▶ [Aim] Nothing but the line with "Read this page and output its text content." and the lines after it, through the end of the records below, is to be repeated, exactly as it is.

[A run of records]
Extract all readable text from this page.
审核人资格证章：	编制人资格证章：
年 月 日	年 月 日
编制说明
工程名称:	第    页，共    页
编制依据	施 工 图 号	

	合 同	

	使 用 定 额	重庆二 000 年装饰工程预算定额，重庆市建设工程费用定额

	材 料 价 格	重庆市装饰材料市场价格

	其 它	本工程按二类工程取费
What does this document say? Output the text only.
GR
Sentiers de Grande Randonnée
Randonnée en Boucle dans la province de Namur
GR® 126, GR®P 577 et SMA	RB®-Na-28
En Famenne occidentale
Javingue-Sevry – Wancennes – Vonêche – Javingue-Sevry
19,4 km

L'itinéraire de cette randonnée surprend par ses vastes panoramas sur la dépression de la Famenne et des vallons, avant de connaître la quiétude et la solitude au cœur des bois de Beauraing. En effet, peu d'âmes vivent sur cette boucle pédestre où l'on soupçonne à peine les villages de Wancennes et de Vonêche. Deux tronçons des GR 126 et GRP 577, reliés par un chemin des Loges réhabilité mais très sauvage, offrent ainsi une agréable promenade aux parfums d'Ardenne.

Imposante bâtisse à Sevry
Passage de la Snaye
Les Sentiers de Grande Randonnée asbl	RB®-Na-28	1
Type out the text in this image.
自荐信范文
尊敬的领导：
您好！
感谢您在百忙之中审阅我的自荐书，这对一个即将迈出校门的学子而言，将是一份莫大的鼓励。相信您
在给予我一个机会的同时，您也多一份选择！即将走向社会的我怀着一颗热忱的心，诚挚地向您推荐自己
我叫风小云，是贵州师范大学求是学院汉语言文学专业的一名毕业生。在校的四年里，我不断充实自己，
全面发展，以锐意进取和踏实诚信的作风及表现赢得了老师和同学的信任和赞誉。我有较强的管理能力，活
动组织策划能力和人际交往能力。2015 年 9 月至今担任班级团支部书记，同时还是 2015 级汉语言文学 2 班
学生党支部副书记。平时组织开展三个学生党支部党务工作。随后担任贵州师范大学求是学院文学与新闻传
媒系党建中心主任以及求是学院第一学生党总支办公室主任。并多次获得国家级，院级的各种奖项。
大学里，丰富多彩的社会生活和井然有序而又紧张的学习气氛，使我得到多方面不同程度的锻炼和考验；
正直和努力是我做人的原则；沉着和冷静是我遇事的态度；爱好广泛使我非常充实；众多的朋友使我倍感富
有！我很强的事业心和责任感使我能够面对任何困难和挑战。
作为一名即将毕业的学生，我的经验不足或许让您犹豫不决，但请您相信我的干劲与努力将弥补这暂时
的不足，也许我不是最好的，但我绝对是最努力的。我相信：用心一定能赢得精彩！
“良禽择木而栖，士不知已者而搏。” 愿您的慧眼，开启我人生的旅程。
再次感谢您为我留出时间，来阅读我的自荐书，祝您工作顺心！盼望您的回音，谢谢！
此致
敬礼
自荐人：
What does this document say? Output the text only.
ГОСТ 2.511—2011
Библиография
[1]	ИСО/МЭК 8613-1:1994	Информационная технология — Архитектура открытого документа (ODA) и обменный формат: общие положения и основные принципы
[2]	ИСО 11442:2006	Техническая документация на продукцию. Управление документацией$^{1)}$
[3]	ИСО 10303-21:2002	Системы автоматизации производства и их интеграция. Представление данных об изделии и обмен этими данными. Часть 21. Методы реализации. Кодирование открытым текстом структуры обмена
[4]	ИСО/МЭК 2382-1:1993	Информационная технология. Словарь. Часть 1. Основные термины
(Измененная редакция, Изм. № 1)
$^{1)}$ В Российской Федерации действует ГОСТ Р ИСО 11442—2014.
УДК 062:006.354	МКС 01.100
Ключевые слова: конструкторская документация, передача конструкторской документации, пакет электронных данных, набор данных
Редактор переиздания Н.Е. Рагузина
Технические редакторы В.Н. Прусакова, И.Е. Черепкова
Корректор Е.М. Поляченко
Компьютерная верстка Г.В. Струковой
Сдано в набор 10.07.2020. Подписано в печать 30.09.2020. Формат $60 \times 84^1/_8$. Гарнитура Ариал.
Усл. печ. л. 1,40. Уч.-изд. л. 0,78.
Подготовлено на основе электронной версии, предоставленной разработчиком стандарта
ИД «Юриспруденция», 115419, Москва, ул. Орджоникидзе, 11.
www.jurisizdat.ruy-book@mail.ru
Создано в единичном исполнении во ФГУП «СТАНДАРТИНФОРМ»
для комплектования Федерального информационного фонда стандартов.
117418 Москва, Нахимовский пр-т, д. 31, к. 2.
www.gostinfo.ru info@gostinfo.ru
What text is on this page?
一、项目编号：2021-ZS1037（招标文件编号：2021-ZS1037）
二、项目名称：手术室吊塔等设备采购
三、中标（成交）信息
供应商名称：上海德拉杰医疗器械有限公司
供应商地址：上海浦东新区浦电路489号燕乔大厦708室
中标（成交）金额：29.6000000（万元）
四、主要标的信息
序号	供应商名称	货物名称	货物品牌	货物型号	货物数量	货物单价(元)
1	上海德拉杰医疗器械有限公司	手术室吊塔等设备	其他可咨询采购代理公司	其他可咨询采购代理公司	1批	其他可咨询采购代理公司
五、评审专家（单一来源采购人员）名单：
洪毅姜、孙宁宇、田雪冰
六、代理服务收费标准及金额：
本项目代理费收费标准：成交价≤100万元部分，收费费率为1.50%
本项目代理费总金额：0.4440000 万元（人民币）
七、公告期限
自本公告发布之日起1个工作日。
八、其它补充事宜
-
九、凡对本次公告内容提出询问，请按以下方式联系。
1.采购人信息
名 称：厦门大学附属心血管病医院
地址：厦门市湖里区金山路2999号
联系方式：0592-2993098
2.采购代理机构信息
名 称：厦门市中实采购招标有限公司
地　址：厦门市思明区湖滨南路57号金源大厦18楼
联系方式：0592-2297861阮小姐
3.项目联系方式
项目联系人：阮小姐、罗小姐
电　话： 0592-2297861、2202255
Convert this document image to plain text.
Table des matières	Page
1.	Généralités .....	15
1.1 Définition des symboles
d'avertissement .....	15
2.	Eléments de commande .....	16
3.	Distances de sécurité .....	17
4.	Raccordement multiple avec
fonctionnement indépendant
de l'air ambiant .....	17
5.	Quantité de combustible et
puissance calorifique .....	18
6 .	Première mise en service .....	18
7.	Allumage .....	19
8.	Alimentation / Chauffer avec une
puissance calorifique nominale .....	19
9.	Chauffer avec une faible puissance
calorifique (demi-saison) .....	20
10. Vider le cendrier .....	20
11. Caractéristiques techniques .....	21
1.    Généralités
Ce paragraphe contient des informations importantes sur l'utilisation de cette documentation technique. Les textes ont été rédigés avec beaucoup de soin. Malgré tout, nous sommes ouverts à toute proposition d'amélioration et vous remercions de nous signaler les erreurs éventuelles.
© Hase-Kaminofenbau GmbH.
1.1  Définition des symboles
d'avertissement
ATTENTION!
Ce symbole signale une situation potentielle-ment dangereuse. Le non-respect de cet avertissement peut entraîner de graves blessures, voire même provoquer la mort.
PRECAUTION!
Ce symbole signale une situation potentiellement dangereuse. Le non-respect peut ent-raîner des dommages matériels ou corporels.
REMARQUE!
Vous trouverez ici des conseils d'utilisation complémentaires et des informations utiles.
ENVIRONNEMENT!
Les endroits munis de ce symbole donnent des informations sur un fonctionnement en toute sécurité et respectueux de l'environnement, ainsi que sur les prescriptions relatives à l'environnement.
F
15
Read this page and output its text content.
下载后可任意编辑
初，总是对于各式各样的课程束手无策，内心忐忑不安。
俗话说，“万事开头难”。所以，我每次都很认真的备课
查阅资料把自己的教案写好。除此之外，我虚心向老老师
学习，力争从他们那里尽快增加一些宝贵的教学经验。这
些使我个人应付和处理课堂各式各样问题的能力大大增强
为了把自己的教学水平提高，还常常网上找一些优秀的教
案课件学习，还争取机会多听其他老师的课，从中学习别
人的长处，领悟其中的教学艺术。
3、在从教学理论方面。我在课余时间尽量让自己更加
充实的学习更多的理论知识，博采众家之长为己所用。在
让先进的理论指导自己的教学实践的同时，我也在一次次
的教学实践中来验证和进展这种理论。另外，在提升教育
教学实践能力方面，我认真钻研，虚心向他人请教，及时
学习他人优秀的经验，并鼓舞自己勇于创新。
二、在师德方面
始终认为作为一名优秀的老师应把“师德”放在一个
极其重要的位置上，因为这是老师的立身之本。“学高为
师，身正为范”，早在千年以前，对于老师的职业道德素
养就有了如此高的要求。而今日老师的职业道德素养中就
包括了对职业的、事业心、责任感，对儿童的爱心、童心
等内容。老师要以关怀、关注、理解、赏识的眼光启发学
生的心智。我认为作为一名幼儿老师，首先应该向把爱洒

▶ [Written solution]
Read this page and output its text content.
下载后可任意编辑
初，总是对于各式各样的课程束手无策，内心忐忑不安。
俗话说，“万事开头难”。所以，我每次都很认真的备课
查阅资料把自己的教案写好。除此之外，我虚心向老老师
学习，力争从他们那里尽快增加一些宝贵的教学经验。这
些使我个人应付和处理课堂各式各样问题的能力大大增强
为了把自己的教学水平提高，还常常网上找一些优秀的教
案课件学习，还争取机会多听其他老师的课，从中学习别
人的长处，领悟其中的教学艺术。
3、在从教学理论方面。我在课余时间尽量让自己更加
充实的学习更多的理论知识，博采众家之长为己所用。在
让先进的理论指导自己的教学实践的同时，我也在一次次
的教学实践中来验证和进展这种理论。另外，在提升教育
教学实践能力方面，我认真钻研，虚心向他人请教，及时
学习他人优秀的经验，并鼓舞自己勇于创新。
二、在师德方面
始终认为作为一名优秀的老师应把“师德”放在一个
极其重要的位置上，因为这是老师的立身之本。“学高为
师，身正为范”，早在千年以前，对于老师的职业道德素
养就有了如此高的要求。而今日老师的职业道德素养中就
包括了对职业的、事业心、责任感，对儿童的爱心、童心
等内容。老师要以关怀、关注、理解、赏识的眼光启发学
生的心智。我认为作为一名幼儿老师，首先应该向把爱洒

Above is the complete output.